> [What this task involves]: Set down each entry exactly as given; pictures should not appear in the copy.

Records contained in a dataset:
┌──

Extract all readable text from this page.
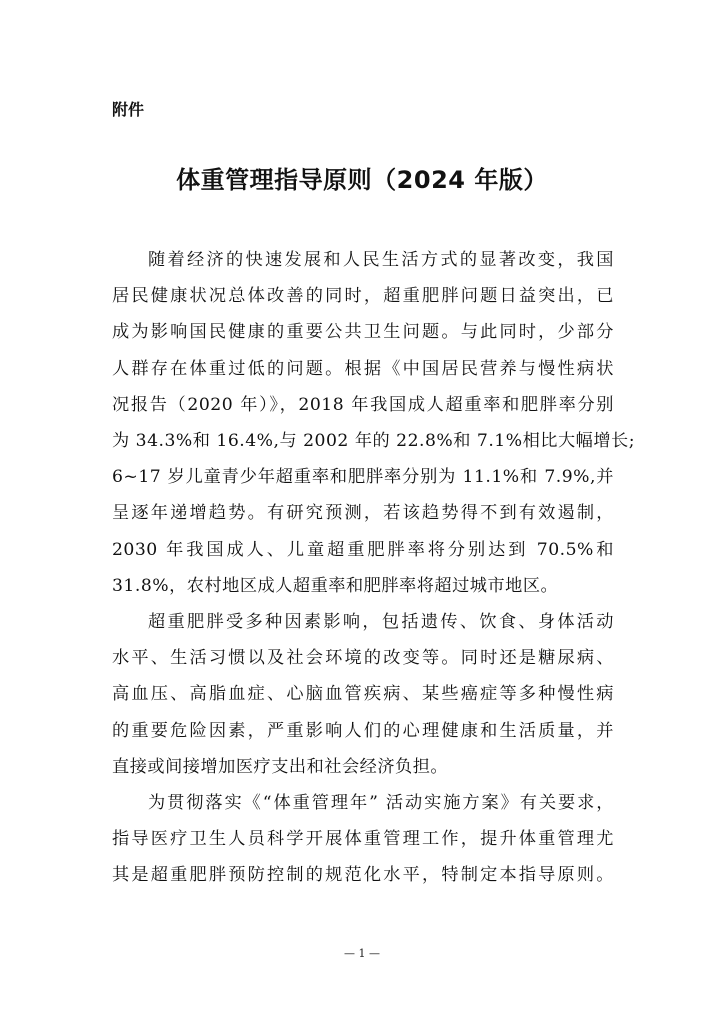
附件
体重管理指导原则（2024 年版）

随着经济的快速发展和人民生活方式的显著改变，我国
居民健康状况总体改善的同时，超重肥胖问题日益突出，已
成为影响国民健康的重要公共卫生问题。与此同时，少部分
人群存在体重过低的问题。根据《中国居民营养与慢性病状
况报告（2020 年）》，2018 年我国成人超重率和肥胖率分别
为 34.3%和 16.4%,与 2002 年的 22.8%和 7.1%相比大幅增长;
6~17 岁儿童青少年超重率和肥胖率分别为 11.1%和 7.9%,并
呈逐年递增趋势。有研究预测，若该趋势得不到有效遏制，
2030 年我国成人、儿童超重肥胖率将分别达到 70.5%和
31.8%，农村地区成人超重率和肥胖率将超过城市地区。

超重肥胖受多种因素影响，包括遗传、饮食、身体活动
水平、生活习惯以及社会环境的改变等。同时还是糖尿病、
高血压、高脂血症、心脑血管疾病、某些癌症等多种慢性病
的重要危险因素，严重影响人们的心理健康和生活质量，并
直接或间接增加医疗支出和社会经济负担。

为贯彻落实《“体重管理年” 活动实施方案》有关要求，
指导医疗卫生人员科学开展体重管理工作，提升体重管理尤
其是超重肥胖预防控制的规范化水平，特制定本指导原则。

— 1 —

└──

> [Finished task]:
Extract all readable text from this page.
附件
体重管理指导原则（2024 年版）

随着经济的快速发展和人民生活方式的显著改变，我国
居民健康状况总体改善的同时，超重肥胖问题日益突出，已
成为影响国民健康的重要公共卫生问题。与此同时，少部分
人群存在体重过低的问题。根据《中国居民营养与慢性病状
况报告（2020 年）》，2018 年我国成人超重率和肥胖率分别
为 34.3%和 16.4%,与 2002 年的 22.8%和 7.1%相比大幅增长;
6~17 岁儿童青少年超重率和肥胖率分别为 11.1%和 7.9%,并
呈逐年递增趋势。有研究预测，若该趋势得不到有效遏制，
2030 年我国成人、儿童超重肥胖率将分别达到 70.5%和
31.8%，农村地区成人超重率和肥胖率将超过城市地区。

超重肥胖受多种因素影响，包括遗传、饮食、身体活动
水平、生活习惯以及社会环境的改变等。同时还是糖尿病、
高血压、高脂血症、心脑血管疾病、某些癌症等多种慢性病
的重要危险因素，严重影响人们的心理健康和生活质量，并
直接或间接增加医疗支出和社会经济负担。

为贯彻落实《“体重管理年” 活动实施方案》有关要求，
指导医疗卫生人员科学开展体重管理工作，提升体重管理尤
其是超重肥胖预防控制的规范化水平，特制定本指导原则。

— 1 —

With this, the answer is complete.